Aim of the exercise »
Among these records, which lines include "this"? Copy them out.

Entries from a page text dataset:
*** Begin section ***

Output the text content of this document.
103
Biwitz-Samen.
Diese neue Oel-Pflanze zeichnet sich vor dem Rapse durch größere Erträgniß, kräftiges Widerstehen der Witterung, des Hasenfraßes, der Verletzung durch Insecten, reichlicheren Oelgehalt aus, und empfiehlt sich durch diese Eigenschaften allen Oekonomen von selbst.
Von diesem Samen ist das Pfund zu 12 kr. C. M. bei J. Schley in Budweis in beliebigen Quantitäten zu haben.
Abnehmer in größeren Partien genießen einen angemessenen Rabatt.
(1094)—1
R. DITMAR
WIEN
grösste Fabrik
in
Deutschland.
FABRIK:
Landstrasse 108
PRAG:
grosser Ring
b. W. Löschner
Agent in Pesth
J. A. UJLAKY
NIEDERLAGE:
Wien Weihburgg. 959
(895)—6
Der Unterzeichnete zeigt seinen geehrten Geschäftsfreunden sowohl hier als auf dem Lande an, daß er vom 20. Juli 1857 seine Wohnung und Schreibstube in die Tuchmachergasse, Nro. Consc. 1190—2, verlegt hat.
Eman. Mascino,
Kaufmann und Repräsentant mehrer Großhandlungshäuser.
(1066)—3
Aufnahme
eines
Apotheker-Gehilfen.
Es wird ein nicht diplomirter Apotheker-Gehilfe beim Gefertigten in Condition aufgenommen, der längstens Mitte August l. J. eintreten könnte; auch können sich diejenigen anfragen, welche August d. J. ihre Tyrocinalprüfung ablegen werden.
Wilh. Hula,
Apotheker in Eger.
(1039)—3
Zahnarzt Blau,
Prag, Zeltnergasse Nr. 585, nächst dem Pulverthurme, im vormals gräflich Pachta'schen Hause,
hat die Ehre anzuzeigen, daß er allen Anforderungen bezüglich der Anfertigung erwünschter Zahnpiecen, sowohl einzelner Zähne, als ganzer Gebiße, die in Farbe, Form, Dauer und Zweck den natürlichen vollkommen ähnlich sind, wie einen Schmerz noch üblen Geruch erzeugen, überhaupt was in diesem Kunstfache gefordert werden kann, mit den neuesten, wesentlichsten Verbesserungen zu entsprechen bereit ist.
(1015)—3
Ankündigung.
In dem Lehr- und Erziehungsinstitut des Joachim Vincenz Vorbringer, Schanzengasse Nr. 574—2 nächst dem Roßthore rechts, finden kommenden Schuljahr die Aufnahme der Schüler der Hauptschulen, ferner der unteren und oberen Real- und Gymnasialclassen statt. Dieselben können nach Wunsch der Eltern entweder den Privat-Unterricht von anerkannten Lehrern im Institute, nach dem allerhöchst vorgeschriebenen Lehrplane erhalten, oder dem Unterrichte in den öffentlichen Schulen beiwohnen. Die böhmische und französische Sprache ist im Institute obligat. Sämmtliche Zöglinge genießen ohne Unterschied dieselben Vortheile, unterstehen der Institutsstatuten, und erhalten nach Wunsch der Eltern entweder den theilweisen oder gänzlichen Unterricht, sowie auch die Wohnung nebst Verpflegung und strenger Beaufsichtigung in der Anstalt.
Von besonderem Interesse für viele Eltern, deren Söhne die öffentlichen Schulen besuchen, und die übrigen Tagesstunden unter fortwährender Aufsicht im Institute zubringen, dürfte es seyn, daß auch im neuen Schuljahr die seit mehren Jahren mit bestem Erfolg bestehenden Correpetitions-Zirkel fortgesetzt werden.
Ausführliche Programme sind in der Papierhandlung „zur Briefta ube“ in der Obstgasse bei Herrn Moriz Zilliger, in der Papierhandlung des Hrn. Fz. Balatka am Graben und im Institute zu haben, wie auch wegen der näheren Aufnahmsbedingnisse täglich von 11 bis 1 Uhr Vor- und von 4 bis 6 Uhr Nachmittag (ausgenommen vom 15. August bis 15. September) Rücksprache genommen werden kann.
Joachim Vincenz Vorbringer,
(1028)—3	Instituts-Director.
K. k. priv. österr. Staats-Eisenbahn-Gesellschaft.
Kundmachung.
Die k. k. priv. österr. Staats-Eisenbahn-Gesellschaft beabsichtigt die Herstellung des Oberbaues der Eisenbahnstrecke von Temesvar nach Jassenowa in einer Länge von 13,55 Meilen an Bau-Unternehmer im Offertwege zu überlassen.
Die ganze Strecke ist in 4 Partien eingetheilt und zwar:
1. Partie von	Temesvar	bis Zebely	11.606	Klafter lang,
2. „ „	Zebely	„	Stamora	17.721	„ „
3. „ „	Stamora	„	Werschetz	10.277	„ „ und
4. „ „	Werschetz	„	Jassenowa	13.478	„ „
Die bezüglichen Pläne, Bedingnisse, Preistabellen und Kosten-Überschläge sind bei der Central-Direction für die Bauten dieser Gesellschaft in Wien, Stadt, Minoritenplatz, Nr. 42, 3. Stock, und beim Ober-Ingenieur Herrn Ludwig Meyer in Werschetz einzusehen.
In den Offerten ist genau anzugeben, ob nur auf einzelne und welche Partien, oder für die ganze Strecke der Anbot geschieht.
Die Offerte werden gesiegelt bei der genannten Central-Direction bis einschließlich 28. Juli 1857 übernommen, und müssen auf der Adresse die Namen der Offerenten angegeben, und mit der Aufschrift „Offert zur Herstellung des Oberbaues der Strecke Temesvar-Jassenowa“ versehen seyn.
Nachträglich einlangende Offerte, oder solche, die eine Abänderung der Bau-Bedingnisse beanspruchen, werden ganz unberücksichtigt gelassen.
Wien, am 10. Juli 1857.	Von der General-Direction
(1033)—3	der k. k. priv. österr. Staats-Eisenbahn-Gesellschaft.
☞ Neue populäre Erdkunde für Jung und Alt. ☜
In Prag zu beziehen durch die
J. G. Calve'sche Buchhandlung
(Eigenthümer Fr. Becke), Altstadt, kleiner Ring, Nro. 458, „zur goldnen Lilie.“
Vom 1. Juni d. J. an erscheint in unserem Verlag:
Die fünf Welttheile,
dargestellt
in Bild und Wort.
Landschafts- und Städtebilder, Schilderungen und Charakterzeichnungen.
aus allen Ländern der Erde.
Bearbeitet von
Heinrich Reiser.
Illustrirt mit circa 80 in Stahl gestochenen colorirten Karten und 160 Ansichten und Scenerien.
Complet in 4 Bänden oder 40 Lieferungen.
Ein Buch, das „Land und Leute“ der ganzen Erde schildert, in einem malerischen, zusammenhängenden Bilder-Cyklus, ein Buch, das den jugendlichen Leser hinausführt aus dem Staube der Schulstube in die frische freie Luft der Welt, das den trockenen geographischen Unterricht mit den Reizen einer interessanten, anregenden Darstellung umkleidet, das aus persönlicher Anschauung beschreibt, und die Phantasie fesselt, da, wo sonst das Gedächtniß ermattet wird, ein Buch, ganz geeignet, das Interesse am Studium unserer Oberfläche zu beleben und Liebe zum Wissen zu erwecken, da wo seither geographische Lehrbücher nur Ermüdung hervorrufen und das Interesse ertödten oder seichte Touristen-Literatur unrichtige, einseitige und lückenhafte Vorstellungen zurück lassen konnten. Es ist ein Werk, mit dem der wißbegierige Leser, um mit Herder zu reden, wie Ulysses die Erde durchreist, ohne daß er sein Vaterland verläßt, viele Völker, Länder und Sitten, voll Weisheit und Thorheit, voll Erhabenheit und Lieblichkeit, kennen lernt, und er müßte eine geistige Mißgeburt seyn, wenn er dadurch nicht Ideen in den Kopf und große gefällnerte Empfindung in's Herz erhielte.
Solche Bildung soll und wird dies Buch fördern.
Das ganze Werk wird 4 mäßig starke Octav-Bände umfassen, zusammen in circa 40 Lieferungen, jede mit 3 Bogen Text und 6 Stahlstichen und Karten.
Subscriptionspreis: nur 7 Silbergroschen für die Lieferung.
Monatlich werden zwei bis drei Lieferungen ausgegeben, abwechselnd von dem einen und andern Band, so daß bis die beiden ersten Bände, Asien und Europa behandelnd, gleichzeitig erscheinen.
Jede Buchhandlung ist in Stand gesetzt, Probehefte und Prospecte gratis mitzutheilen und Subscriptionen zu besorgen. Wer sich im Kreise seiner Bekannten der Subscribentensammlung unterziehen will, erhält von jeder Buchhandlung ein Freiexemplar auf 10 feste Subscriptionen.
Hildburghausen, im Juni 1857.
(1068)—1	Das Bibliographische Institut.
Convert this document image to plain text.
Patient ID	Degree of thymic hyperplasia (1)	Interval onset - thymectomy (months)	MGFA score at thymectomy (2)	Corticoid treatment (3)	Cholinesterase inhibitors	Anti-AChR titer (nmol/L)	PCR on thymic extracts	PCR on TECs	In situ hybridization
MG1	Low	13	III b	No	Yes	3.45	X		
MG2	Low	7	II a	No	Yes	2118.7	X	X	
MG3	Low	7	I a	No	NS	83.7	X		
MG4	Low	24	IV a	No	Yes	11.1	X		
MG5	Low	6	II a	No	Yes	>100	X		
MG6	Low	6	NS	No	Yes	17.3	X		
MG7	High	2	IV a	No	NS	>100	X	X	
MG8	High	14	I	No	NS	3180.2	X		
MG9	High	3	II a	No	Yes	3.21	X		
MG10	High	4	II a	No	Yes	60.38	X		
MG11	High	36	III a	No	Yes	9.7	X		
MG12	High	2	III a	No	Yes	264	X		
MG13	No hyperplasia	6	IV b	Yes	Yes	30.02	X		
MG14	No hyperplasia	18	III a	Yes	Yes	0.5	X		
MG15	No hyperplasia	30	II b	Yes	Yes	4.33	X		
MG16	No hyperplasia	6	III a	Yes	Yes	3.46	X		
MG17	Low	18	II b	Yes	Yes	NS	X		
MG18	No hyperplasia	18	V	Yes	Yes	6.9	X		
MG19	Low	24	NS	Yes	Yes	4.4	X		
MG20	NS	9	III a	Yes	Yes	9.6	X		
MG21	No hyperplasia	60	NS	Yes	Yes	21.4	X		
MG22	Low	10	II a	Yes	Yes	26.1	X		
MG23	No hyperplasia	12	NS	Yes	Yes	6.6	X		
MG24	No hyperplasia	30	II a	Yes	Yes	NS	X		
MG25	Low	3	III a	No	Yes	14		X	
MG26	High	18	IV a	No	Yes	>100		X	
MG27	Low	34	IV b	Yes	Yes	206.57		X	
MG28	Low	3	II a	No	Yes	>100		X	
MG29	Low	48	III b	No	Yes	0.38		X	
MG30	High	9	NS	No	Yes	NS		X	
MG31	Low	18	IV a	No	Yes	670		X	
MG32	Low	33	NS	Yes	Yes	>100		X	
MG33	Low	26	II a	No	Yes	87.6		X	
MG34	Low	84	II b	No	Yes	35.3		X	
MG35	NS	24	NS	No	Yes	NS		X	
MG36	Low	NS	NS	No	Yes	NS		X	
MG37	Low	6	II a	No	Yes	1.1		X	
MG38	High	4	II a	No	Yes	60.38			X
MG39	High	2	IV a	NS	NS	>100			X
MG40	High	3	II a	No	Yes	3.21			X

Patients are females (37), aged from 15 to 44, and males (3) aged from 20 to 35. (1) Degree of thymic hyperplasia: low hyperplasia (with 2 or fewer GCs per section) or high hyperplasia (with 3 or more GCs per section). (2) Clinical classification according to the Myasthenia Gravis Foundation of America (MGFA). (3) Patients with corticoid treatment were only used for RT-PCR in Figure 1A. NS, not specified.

*** End section ***

Task result »
Output the text content of this document.
Convert this document image to plain text.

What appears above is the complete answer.